Keep only the lines that hold the string "Kaukovalot", filtering out the rest of the entries below.

Recorded data:
•••

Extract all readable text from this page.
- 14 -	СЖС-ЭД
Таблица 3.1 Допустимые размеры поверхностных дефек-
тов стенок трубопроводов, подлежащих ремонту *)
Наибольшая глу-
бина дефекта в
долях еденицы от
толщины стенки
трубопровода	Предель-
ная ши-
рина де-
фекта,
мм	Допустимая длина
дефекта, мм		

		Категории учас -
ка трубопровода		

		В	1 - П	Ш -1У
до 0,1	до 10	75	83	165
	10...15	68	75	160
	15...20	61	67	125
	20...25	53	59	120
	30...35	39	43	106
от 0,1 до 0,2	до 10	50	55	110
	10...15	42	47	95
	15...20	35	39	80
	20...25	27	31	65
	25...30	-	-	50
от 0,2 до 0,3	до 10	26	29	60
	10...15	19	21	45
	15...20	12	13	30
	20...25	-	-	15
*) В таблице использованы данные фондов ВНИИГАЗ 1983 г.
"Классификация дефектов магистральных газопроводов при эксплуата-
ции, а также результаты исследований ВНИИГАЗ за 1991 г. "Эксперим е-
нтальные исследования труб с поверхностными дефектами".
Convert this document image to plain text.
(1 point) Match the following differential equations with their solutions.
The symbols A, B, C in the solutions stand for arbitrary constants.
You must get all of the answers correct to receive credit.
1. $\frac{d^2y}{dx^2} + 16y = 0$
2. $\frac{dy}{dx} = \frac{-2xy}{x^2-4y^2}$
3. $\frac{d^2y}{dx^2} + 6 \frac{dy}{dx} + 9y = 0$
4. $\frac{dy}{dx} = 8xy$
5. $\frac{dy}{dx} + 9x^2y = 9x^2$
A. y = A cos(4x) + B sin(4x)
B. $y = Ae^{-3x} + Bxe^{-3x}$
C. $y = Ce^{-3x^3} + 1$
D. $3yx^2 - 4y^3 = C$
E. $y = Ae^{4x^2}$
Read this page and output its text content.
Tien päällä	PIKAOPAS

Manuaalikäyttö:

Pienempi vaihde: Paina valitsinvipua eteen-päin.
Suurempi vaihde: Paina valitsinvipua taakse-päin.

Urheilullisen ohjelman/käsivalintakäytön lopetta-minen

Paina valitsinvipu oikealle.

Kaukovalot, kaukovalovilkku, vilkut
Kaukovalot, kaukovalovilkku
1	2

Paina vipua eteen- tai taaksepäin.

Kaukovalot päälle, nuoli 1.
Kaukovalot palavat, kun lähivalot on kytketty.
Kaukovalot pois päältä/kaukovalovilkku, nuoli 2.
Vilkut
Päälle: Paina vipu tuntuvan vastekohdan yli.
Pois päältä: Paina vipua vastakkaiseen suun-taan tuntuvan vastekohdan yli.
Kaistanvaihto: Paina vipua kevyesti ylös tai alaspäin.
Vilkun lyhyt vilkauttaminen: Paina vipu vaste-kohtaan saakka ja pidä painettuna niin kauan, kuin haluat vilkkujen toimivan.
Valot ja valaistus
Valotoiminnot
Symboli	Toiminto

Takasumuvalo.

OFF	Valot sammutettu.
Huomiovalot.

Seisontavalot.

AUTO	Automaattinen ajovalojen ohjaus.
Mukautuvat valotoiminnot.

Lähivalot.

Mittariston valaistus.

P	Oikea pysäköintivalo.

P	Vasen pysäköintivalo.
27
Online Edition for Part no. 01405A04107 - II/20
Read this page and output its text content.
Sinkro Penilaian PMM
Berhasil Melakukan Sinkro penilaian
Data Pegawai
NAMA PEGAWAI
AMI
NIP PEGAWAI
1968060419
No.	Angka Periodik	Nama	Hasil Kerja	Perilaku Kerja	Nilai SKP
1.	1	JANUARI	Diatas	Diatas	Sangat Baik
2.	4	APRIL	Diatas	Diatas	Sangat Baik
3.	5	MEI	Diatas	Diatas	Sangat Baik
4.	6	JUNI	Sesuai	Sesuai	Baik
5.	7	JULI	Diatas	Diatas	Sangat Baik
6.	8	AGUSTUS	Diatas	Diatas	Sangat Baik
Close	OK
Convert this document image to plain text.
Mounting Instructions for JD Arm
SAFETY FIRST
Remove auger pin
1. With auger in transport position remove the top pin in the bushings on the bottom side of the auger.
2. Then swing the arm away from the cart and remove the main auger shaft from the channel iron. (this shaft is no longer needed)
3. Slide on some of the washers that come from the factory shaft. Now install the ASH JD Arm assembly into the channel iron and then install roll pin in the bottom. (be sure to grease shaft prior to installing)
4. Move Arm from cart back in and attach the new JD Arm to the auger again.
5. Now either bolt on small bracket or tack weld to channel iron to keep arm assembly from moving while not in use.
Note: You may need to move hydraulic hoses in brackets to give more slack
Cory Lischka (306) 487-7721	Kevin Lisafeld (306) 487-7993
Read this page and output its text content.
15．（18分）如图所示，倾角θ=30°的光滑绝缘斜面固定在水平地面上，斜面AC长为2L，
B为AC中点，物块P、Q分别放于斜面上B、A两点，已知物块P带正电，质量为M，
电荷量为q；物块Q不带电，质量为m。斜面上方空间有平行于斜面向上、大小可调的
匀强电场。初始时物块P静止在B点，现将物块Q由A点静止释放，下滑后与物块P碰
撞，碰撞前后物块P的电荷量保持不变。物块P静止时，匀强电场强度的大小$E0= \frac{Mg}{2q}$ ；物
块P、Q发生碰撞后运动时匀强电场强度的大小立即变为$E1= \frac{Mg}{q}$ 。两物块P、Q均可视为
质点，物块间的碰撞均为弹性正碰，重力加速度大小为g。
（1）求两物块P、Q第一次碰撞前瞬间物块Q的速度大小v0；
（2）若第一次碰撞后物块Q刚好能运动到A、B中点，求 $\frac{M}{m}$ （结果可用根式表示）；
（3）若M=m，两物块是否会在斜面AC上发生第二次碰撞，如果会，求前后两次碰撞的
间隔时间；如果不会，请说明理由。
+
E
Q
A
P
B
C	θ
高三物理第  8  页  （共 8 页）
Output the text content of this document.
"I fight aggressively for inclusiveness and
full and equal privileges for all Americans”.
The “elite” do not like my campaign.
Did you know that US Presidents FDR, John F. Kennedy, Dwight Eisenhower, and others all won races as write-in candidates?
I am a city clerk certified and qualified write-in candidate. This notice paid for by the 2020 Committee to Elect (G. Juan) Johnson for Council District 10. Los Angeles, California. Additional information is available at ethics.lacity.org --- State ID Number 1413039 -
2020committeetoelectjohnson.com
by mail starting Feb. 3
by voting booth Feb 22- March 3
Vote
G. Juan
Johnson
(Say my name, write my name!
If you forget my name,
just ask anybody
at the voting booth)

•••

• [RESULT OF THE EXERCISE]
Kaukovalot, kaukovalovilkku, vilkut
Kaukovalot, kaukovalovilkku
Kaukovalot päälle, nuoli 1.
Kaukovalot palavat, kun lähivalot on kytketty.
Kaukovalot pois päältä/kaukovalovilkku, nuoli 2.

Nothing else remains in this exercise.